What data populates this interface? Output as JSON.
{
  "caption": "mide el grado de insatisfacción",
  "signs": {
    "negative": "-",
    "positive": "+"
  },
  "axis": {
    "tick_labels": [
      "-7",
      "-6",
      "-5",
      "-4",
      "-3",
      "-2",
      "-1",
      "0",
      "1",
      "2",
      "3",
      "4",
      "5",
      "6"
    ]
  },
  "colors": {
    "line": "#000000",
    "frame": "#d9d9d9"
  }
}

> Stated exercise
Extract the full listing above without alteration.

> Finished task
What data populates this interface? Output as JSON.
{
  "caption": "mide el grado de insatisfacción",
  "signs": {
    "negative": "-",
    "positive": "+"
  },
  "axis": {
    "tick_labels": [
      "-7",
      "-6",
      "-5",
      "-4",
      "-3",
      "-2",
      "-1",
      "0",
      "1",
      "2",
      "3",
      "4",
      "5",
      "6"
    ]
  },
  "colors": {
    "line": "#000000",
    "frame": "#d9d9d9"
  }
}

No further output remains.